Data entries
»»
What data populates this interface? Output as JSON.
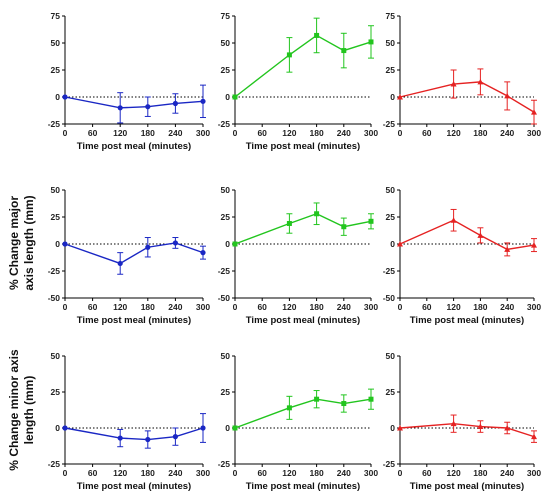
{
  "figure": {
    "row_labels": [
      [],
      [
        "% Change major",
        "axis length (mm)"
      ],
      [
        "% Change minor axis",
        "length (mm)"
      ]
    ],
    "series_colors": [
      "#1a27c4",
      "#22c51e",
      "#e52222"
    ]
  },
  "chart_data": [
    {
      "type": "line",
      "row": 0,
      "col": 0,
      "xlabel": "Time post meal (minutes)",
      "ylabel": "",
      "x": [
        0,
        120,
        180,
        240,
        300
      ],
      "xticks": [
        "0",
        "60",
        "120",
        "180",
        "240",
        "300"
      ],
      "xtick_values": [
        0,
        60,
        120,
        180,
        240,
        300
      ],
      "ylim": [
        -25,
        75
      ],
      "yticks": [
        -25,
        0,
        25,
        50,
        75
      ],
      "series": [
        {
          "color": "#1a27c4",
          "marker": "circle",
          "values": [
            0,
            -10,
            -9,
            -6,
            -4
          ],
          "err": [
            0,
            14,
            9,
            9,
            15
          ]
        }
      ]
    },
    {
      "type": "line",
      "row": 0,
      "col": 1,
      "xlabel": "Time post meal (minutes)",
      "ylabel": "",
      "x": [
        0,
        120,
        180,
        240,
        300
      ],
      "xticks": [
        "0",
        "60",
        "120",
        "180",
        "240",
        "300"
      ],
      "xtick_values": [
        0,
        60,
        120,
        180,
        240,
        300
      ],
      "ylim": [
        -25,
        75
      ],
      "yticks": [
        -25,
        0,
        25,
        50,
        75
      ],
      "series": [
        {
          "color": "#22c51e",
          "marker": "square",
          "values": [
            0,
            39,
            57,
            43,
            51
          ],
          "err": [
            0,
            16,
            16,
            16,
            15
          ]
        }
      ]
    },
    {
      "type": "line",
      "row": 0,
      "col": 2,
      "xlabel": "",
      "ylabel": "",
      "x": [
        0,
        120,
        180,
        240,
        300
      ],
      "xticks": [
        "0",
        "60",
        "120",
        "180",
        "240",
        "300"
      ],
      "xtick_values": [
        0,
        60,
        120,
        180,
        240,
        300
      ],
      "ylim": [
        -25,
        75
      ],
      "yticks": [
        -25,
        0,
        25,
        50,
        75
      ],
      "series": [
        {
          "color": "#e52222",
          "marker": "triangle",
          "values": [
            0,
            12,
            14,
            1,
            -14
          ],
          "err": [
            0,
            13,
            12,
            13,
            11
          ]
        }
      ]
    },
    {
      "type": "line",
      "row": 1,
      "col": 0,
      "xlabel": "Time post meal (minutes)",
      "ylabel": "",
      "x": [
        0,
        120,
        180,
        240,
        300
      ],
      "xticks": [
        "0",
        "60",
        "120",
        "180",
        "240",
        "300"
      ],
      "xtick_values": [
        0,
        60,
        120,
        180,
        240,
        300
      ],
      "ylim": [
        -50,
        50
      ],
      "yticks": [
        -50,
        -25,
        0,
        25,
        50
      ],
      "series": [
        {
          "color": "#1a27c4",
          "marker": "circle",
          "values": [
            0,
            -18,
            -3,
            1,
            -8
          ],
          "err": [
            0,
            10,
            9,
            5,
            6
          ]
        }
      ]
    },
    {
      "type": "line",
      "row": 1,
      "col": 1,
      "xlabel": "Time post meal (minutes)",
      "ylabel": "",
      "x": [
        0,
        120,
        180,
        240,
        300
      ],
      "xticks": [
        "0",
        "60",
        "120",
        "180",
        "240",
        "300"
      ],
      "xtick_values": [
        0,
        60,
        120,
        180,
        240,
        300
      ],
      "ylim": [
        -50,
        50
      ],
      "yticks": [
        -50,
        -25,
        0,
        25,
        50
      ],
      "series": [
        {
          "color": "#22c51e",
          "marker": "square",
          "values": [
            0,
            19,
            28,
            16,
            21
          ],
          "err": [
            0,
            9,
            10,
            8,
            7
          ]
        }
      ]
    },
    {
      "type": "line",
      "row": 1,
      "col": 2,
      "xlabel": "Time post meal (minutes)",
      "ylabel": "",
      "x": [
        0,
        120,
        180,
        240,
        300
      ],
      "xticks": [
        "0",
        "60",
        "120",
        "180",
        "240",
        "300"
      ],
      "xtick_values": [
        0,
        60,
        120,
        180,
        240,
        300
      ],
      "ylim": [
        -50,
        50
      ],
      "yticks": [
        -50,
        -25,
        0,
        25,
        50
      ],
      "series": [
        {
          "color": "#e52222",
          "marker": "triangle",
          "values": [
            0,
            22,
            8,
            -5,
            -1
          ],
          "err": [
            0,
            10,
            7,
            6,
            6
          ]
        }
      ]
    },
    {
      "type": "line",
      "row": 2,
      "col": 0,
      "xlabel": "Time post meal (minutes)",
      "ylabel": "",
      "x": [
        0,
        120,
        180,
        240,
        300
      ],
      "xticks": [
        "0",
        "60",
        "120",
        "180",
        "240",
        "300"
      ],
      "xtick_values": [
        0,
        60,
        120,
        180,
        240,
        300
      ],
      "ylim": [
        -25,
        50
      ],
      "yticks": [
        -25,
        0,
        25,
        50
      ],
      "series": [
        {
          "color": "#1a27c4",
          "marker": "circle",
          "values": [
            0,
            -7,
            -8,
            -6,
            0
          ],
          "err": [
            0,
            6,
            6,
            6,
            10
          ]
        }
      ]
    },
    {
      "type": "line",
      "row": 2,
      "col": 1,
      "xlabel": "Time post meal (minutes)",
      "ylabel": "",
      "x": [
        0,
        120,
        180,
        240,
        300
      ],
      "xticks": [
        "0",
        "60",
        "120",
        "180",
        "240",
        "300"
      ],
      "xtick_values": [
        0,
        60,
        120,
        180,
        240,
        300
      ],
      "ylim": [
        -25,
        50
      ],
      "yticks": [
        -25,
        0,
        25,
        50
      ],
      "series": [
        {
          "color": "#22c51e",
          "marker": "square",
          "values": [
            0,
            14,
            20,
            17,
            20
          ],
          "err": [
            0,
            8,
            6,
            6,
            7
          ]
        }
      ]
    },
    {
      "type": "line",
      "row": 2,
      "col": 2,
      "xlabel": "Time post meal (minutes)",
      "ylabel": "",
      "x": [
        0,
        120,
        180,
        240,
        300
      ],
      "xticks": [
        "0",
        "60",
        "120",
        "180",
        "240",
        "300"
      ],
      "xtick_values": [
        0,
        60,
        120,
        180,
        240,
        300
      ],
      "ylim": [
        -25,
        50
      ],
      "yticks": [
        -25,
        0,
        25,
        50
      ],
      "series": [
        {
          "color": "#e52222",
          "marker": "triangle",
          "values": [
            0,
            3,
            1,
            0,
            -6
          ],
          "err": [
            0,
            6,
            4,
            4,
            4
          ]
        }
      ]
    }
  ]
}
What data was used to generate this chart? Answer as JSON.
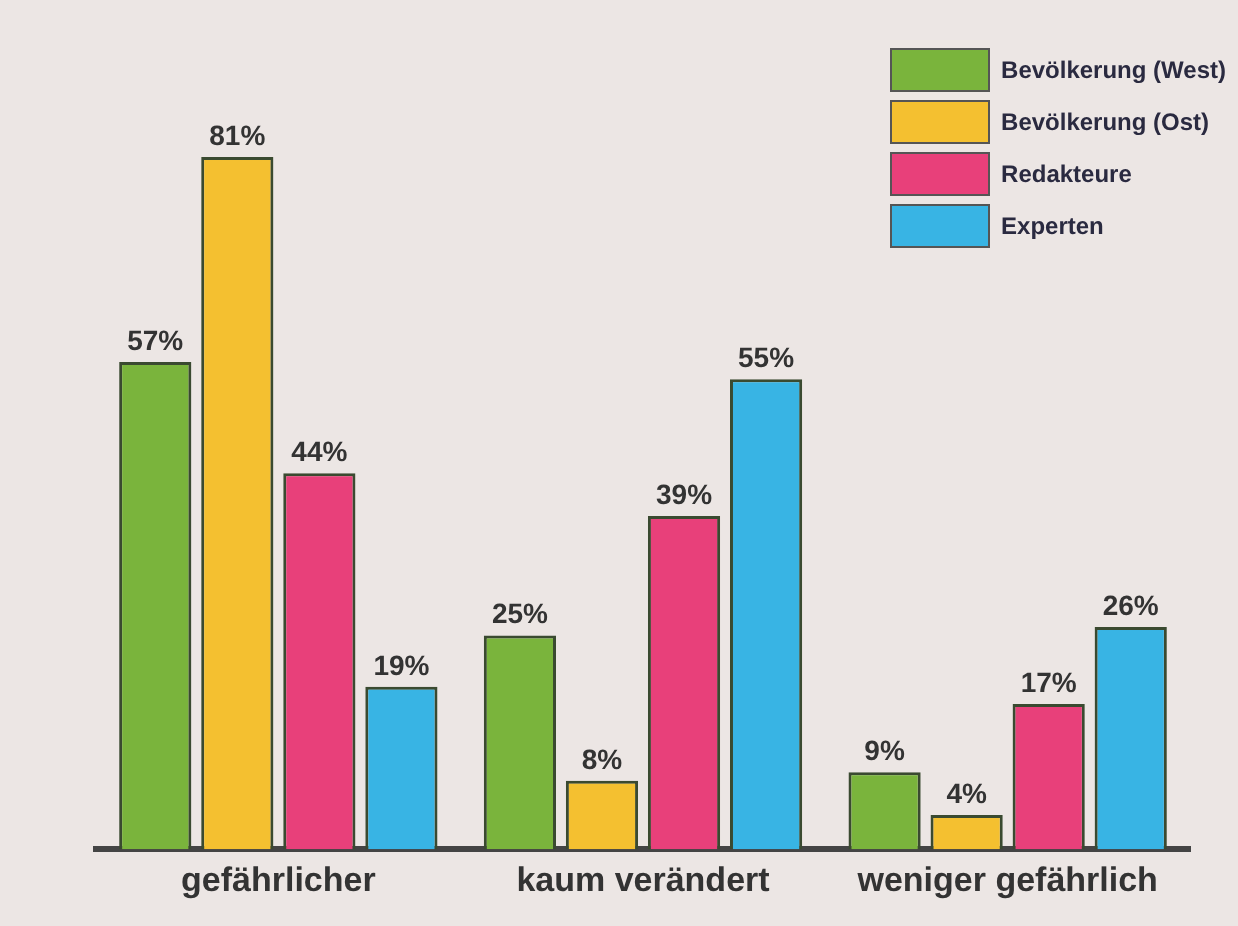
««
The records above are to be quoted exactly, with all pictures left out.

What data populates this interface? Output as JSON.
{
  "figure": {
    "row_labels": [
      [],
      [
        "% Change major",
        "axis length (mm)"
      ],
      [
        "% Change minor axis",
        "length (mm)"
      ]
    ],
    "series_colors": [
      "#1a27c4",
      "#22c51e",
      "#e52222"
    ]
  },
  "chart_data": [
    {
      "type": "line",
      "row": 0,
      "col": 0,
      "xlabel": "Time post meal (minutes)",
      "ylabel": "",
      "x": [
        0,
        120,
        180,
        240,
        300
      ],
      "xticks": [
        "0",
        "60",
        "120",
        "180",
        "240",
        "300"
      ],
      "xtick_values": [
        0,
        60,
        120,
        180,
        240,
        300
      ],
      "ylim": [
        -25,
        75
      ],
      "yticks": [
        -25,
        0,
        25,
        50,
        75
      ],
      "series": [
        {
          "color": "#1a27c4",
          "marker": "circle",
          "values": [
            0,
            -10,
            -9,
            -6,
            -4
          ],
          "err": [
            0,
            14,
            9,
            9,
            15
          ]
        }
      ]
    },
    {
      "type": "line",
      "row": 0,
      "col": 1,
      "xlabel": "Time post meal (minutes)",
      "ylabel": "",
      "x": [
        0,
        120,
        180,
        240,
        300
      ],
      "xticks": [
        "0",
        "60",
        "120",
        "180",
        "240",
        "300"
      ],
      "xtick_values": [
        0,
        60,
        120,
        180,
        240,
        300
      ],
      "ylim": [
        -25,
        75
      ],
      "yticks": [
        -25,
        0,
        25,
        50,
        75
      ],
      "series": [
        {
          "color": "#22c51e",
          "marker": "square",
          "values": [
            0,
            39,
            57,
            43,
            51
          ],
          "err": [
            0,
            16,
            16,
            16,
            15
          ]
        }
      ]
    },
    {
      "type": "line",
      "row": 0,
      "col": 2,
      "xlabel": "",
      "ylabel": "",
      "x": [
        0,
        120,
        180,
        240,
        300
      ],
      "xticks": [
        "0",
        "60",
        "120",
        "180",
        "240",
        "300"
      ],
      "xtick_values": [
        0,
        60,
        120,
        180,
        240,
        300
      ],
      "ylim": [
        -25,
        75
      ],
      "yticks": [
        -25,
        0,
        25,
        50,
        75
      ],
      "series": [
        {
          "color": "#e52222",
          "marker": "triangle",
          "values": [
            0,
            12,
            14,
            1,
            -14
          ],
          "err": [
            0,
            13,
            12,
            13,
            11
          ]
        }
      ]
    },
    {
      "type": "line",
      "row": 1,
      "col": 0,
      "xlabel": "Time post meal (minutes)",
      "ylabel": "",
      "x": [
        0,
        120,
        180,
        240,
        300
      ],
      "xticks": [
        "0",
        "60",
        "120",
        "180",
        "240",
        "300"
      ],
      "xtick_values": [
        0,
        60,
        120,
        180,
        240,
        300
      ],
      "ylim": [
        -50,
        50
      ],
      "yticks": [
        -50,
        -25,
        0,
        25,
        50
      ],
      "series": [
        {
          "color": "#1a27c4",
          "marker": "circle",
          "values": [
            0,
            -18,
            -3,
            1,
            -8
          ],
          "err": [
            0,
            10,
            9,
            5,
            6
          ]
        }
      ]
    },
    {
      "type": "line",
      "row": 1,
      "col": 1,
      "xlabel": "Time post meal (minutes)",
      "ylabel": "",
      "x": [
        0,
        120,
        180,
        240,
        300
      ],
      "xticks": [
        "0",
        "60",
        "120",
        "180",
        "240",
        "300"
      ],
      "xtick_values": [
        0,
        60,
        120,
        180,
        240,
        300
      ],
      "ylim": [
        -50,
        50
      ],
      "yticks": [
        -50,
        -25,
        0,
        25,
        50
      ],
      "series": [
        {
          "color": "#22c51e",
          "marker": "square",
          "values": [
            0,
            19,
            28,
            16,
            21
          ],
          "err": [
            0,
            9,
            10,
            8,
            7
          ]
        }
      ]
    },
    {
      "type": "line",
      "row": 1,
      "col": 2,
      "xlabel": "Time post meal (minutes)",
      "ylabel": "",
      "x": [
        0,
        120,
        180,
        240,
        300
      ],
      "xticks": [
        "0",
        "60",
        "120",
        "180",
        "240",
        "300"
      ],
      "xtick_values": [
        0,
        60,
        120,
        180,
        240,
        300
      ],
      "ylim": [
        -50,
        50
      ],
      "yticks": [
        -50,
        -25,
        0,
        25,
        50
      ],
      "series": [
        {
          "color": "#e52222",
          "marker": "triangle",
          "values": [
            0,
            22,
            8,
            -5,
            -1
          ],
          "err": [
            0,
            10,
            7,
            6,
            6
          ]
        }
      ]
    },
    {
      "type": "line",
      "row": 2,
      "col": 0,
      "xlabel": "Time post meal (minutes)",
      "ylabel": "",
      "x": [
        0,
        120,
        180,
        240,
        300
      ],
      "xticks": [
        "0",
        "60",
        "120",
        "180",
        "240",
        "300"
      ],
      "xtick_values": [
        0,
        60,
        120,
        180,
        240,
        300
      ],
      "ylim": [
        -25,
        50
      ],
      "yticks": [
        -25,
        0,
        25,
        50
      ],
      "series": [
        {
          "color": "#1a27c4",
          "marker": "circle",
          "values": [
            0,
            -7,
            -8,
            -6,
            0
          ],
          "err": [
            0,
            6,
            6,
            6,
            10
          ]
        }
      ]
    },
    {
      "type": "line",
      "row": 2,
      "col": 1,
      "xlabel": "Time post meal (minutes)",
      "ylabel": "",
      "x": [
        0,
        120,
        180,
        240,
        300
      ],
      "xticks": [
        "0",
        "60",
        "120",
        "180",
        "240",
        "300"
      ],
      "xtick_values": [
        0,
        60,
        120,
        180,
        240,
        300
      ],
      "ylim": [
        -25,
        50
      ],
      "yticks": [
        -25,
        0,
        25,
        50
      ],
      "series": [
        {
          "color": "#22c51e",
          "marker": "square",
          "values": [
            0,
            14,
            20,
            17,
            20
          ],
          "err": [
            0,
            8,
            6,
            6,
            7
          ]
        }
      ]
    },
    {
      "type": "line",
      "row": 2,
      "col": 2,
      "xlabel": "Time post meal (minutes)",
      "ylabel": "",
      "x": [
        0,
        120,
        180,
        240,
        300
      ],
      "xticks": [
        "0",
        "60",
        "120",
        "180",
        "240",
        "300"
      ],
      "xtick_values": [
        0,
        60,
        120,
        180,
        240,
        300
      ],
      "ylim": [
        -25,
        50
      ],
      "yticks": [
        -25,
        0,
        25,
        50
      ],
      "series": [
        {
          "color": "#e52222",
          "marker": "triangle",
          "values": [
            0,
            3,
            1,
            0,
            -6
          ],
          "err": [
            0,
            6,
            4,
            4,
            4
          ]
        }
      ]
    }
  ]
}
What data was used to generate this chart? Answer as JSON.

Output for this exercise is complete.